-- Begin --
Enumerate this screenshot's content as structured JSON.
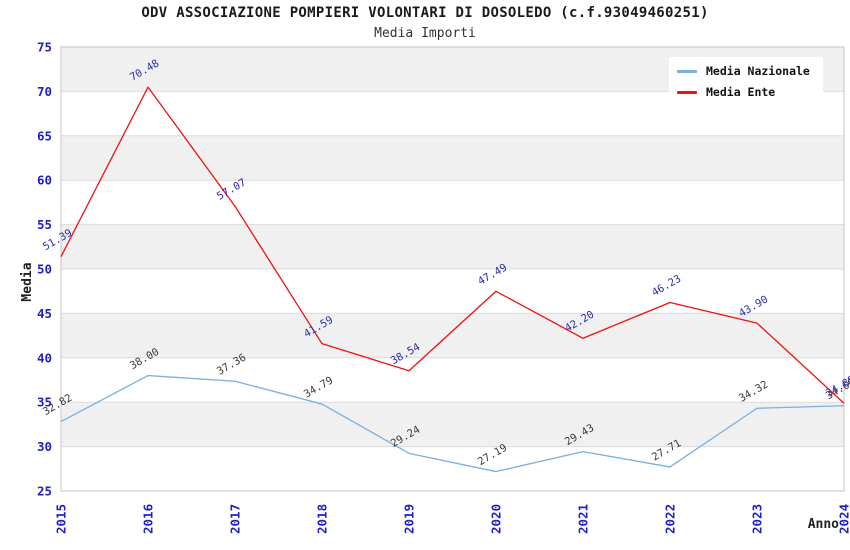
{
  "chart_data": {
    "type": "line",
    "title": "ODV ASSOCIAZIONE POMPIERI VOLONTARI DI DOSOLEDO (c.f.93049460251)",
    "subtitle": "Media Importi",
    "xlabel": "Anno",
    "ylabel": "Media",
    "x": [
      2015,
      2016,
      2017,
      2018,
      2019,
      2020,
      2021,
      2022,
      2023,
      2024
    ],
    "ylim": [
      25,
      75
    ],
    "ytick_step": 5,
    "grid": "horizontal-bands",
    "legend_position": "top-right",
    "band_color": "#f0f0f0",
    "grid_color": "#dcdcdc",
    "border_color": "#c6c6c6",
    "tick_label_color": "#2020c8",
    "series": [
      {
        "name": "Media Nazionale",
        "color": "#7aafe0",
        "label_color": "#3a3a3a",
        "values": [
          32.82,
          38.0,
          37.36,
          34.79,
          29.24,
          27.19,
          29.43,
          27.71,
          34.32,
          34.6
        ]
      },
      {
        "name": "Media Ente",
        "color": "#ee1111",
        "label_color": "#2a2ab0",
        "values": [
          51.39,
          70.48,
          57.07,
          41.59,
          38.54,
          47.49,
          42.2,
          46.23,
          43.9,
          34.88
        ]
      }
    ]
  }
}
-- End --
▸ GOAL:
Each line that holds the word "Media" should be extracted from the records.

▸ SOLUTION FOR THIS PROBLEM:
    "subtitle": "Media Importi",
    "ylabel": "Media",
        "name": "Media Nazionale",
        "name": "Media Ente",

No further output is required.